### YOUR GOAL
Extract the full listing below without altering a single character.

### DATA ROWS

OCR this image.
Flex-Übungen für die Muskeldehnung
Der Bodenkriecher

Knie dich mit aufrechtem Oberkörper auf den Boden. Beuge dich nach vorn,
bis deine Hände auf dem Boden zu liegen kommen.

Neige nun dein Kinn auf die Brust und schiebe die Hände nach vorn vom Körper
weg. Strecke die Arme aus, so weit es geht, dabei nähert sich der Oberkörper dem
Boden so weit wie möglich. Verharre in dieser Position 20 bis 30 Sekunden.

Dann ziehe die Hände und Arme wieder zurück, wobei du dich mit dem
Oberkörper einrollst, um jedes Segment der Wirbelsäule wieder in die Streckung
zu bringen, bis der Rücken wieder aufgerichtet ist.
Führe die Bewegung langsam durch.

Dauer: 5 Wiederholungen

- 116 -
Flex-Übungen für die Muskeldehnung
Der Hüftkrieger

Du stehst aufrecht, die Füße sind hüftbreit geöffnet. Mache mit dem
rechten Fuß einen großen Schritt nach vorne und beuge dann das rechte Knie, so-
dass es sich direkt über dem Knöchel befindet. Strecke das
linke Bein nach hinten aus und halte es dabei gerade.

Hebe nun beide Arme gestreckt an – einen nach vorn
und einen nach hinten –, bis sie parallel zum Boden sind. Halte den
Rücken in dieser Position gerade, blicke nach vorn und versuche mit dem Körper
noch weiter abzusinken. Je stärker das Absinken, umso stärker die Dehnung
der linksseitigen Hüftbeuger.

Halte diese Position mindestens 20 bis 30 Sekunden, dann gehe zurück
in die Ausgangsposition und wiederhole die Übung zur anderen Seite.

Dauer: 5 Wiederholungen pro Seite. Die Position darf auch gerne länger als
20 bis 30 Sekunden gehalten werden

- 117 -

### ANSWER TO THIS TASK
OCR this image.
Flex-Übungen für die Muskeldehnung
Der Bodenkriecher

Knie dich mit aufrechtem Oberkörper auf den Boden. Beuge dich nach vorn,
bis deine Hände auf dem Boden zu liegen kommen.

Neige nun dein Kinn auf die Brust und schiebe die Hände nach vorn vom Körper
weg. Strecke die Arme aus, so weit es geht, dabei nähert sich der Oberkörper dem
Boden so weit wie möglich. Verharre in dieser Position 20 bis 30 Sekunden.

Dann ziehe die Hände und Arme wieder zurück, wobei du dich mit dem
Oberkörper einrollst, um jedes Segment der Wirbelsäule wieder in die Streckung
zu bringen, bis der Rücken wieder aufgerichtet ist.
Führe die Bewegung langsam durch.

Dauer: 5 Wiederholungen

- 116 -
Flex-Übungen für die Muskeldehnung
Der Hüftkrieger

Du stehst aufrecht, die Füße sind hüftbreit geöffnet. Mache mit dem
rechten Fuß einen großen Schritt nach vorne und beuge dann das rechte Knie, so-
dass es sich direkt über dem Knöchel befindet. Strecke das
linke Bein nach hinten aus und halte es dabei gerade.

Hebe nun beide Arme gestreckt an – einen nach vorn
und einen nach hinten –, bis sie parallel zum Boden sind. Halte den
Rücken in dieser Position gerade, blicke nach vorn und versuche mit dem Körper
noch weiter abzusinken. Je stärker das Absinken, umso stärker die Dehnung
der linksseitigen Hüftbeuger.

Halte diese Position mindestens 20 bis 30 Sekunden, dann gehe zurück
in die Ausgangsposition und wiederhole die Übung zur anderen Seite.

Dauer: 5 Wiederholungen pro Seite. Die Position darf auch gerne länger als
20 bis 30 Sekunden gehalten werden

- 117 -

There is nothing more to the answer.